##### RECORDED DATA

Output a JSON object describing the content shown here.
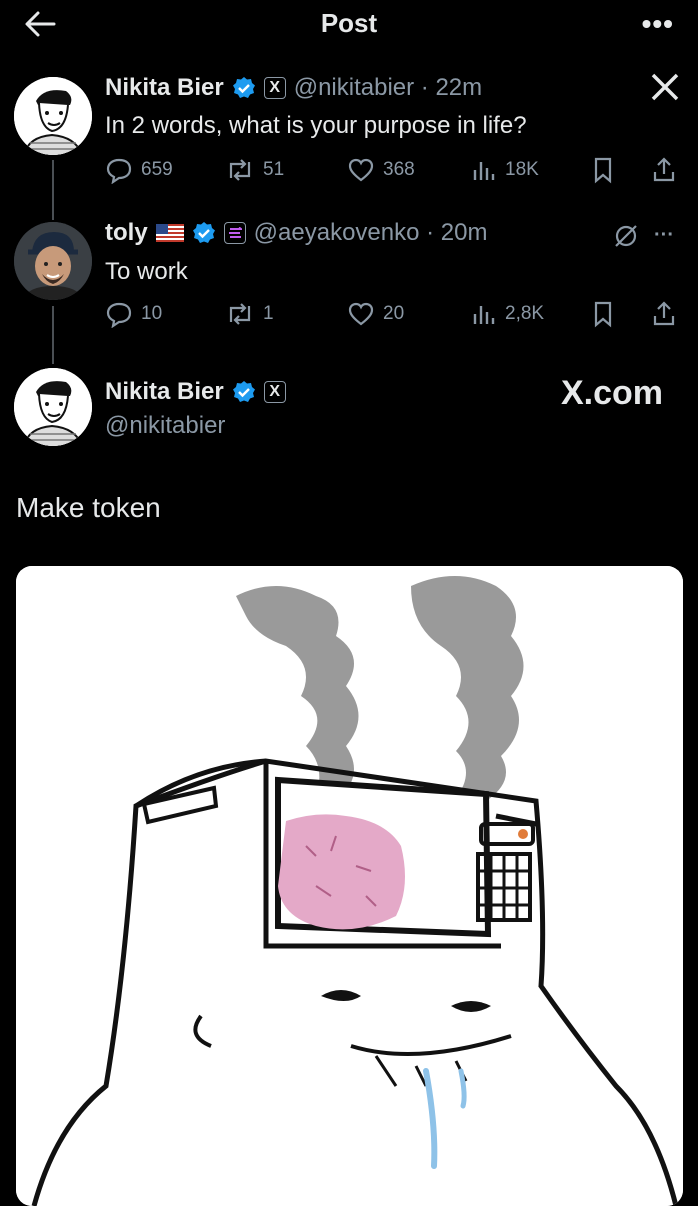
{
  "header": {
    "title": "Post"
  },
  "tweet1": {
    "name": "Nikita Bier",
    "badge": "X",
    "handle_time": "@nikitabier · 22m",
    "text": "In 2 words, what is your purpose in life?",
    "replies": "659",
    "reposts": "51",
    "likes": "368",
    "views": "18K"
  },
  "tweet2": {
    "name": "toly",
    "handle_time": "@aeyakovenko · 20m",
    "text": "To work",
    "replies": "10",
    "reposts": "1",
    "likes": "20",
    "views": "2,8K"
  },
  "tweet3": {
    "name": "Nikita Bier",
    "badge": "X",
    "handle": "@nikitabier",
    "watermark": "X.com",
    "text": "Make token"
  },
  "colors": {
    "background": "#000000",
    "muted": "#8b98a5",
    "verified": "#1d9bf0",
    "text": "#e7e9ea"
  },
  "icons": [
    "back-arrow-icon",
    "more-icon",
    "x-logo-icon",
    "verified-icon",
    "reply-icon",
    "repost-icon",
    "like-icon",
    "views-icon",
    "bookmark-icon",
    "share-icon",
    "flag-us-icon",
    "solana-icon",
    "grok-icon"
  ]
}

##########
##### RECORDED DATA

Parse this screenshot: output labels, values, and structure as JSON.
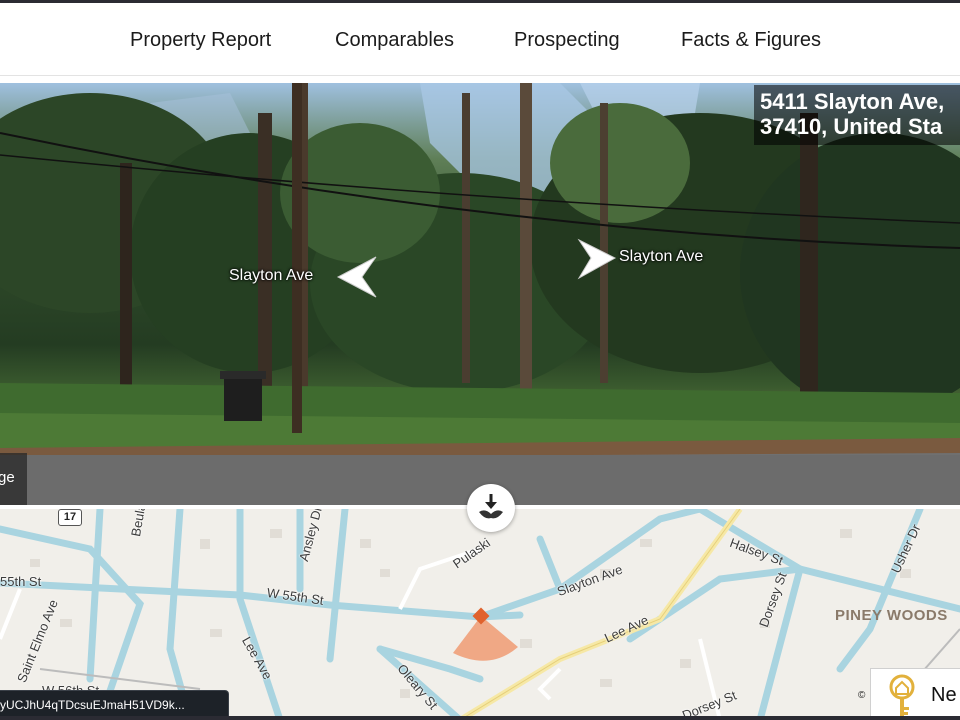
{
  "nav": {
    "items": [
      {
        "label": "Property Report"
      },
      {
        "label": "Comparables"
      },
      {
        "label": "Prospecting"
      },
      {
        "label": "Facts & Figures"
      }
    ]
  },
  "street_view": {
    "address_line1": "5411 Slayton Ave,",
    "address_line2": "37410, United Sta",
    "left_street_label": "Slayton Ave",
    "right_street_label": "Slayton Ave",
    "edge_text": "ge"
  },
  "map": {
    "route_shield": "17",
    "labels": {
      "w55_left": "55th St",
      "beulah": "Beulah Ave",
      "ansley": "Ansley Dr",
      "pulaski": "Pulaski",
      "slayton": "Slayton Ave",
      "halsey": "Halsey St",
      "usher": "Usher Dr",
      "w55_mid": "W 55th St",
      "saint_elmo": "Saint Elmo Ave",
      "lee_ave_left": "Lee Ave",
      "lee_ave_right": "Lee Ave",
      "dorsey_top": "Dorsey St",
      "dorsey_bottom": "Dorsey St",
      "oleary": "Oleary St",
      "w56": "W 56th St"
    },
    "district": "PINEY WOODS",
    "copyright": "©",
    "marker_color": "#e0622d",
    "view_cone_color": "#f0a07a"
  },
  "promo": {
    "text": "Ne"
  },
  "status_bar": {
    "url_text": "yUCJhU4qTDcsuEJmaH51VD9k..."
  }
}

##########

● **WHAT TO DO**
Copy all lines from the listing that contain "JSON".

● **COMPLETE ANSWER**
Output a JSON object describing the content shown here.
Parse this screenshot: output labels, values, and structure as JSON.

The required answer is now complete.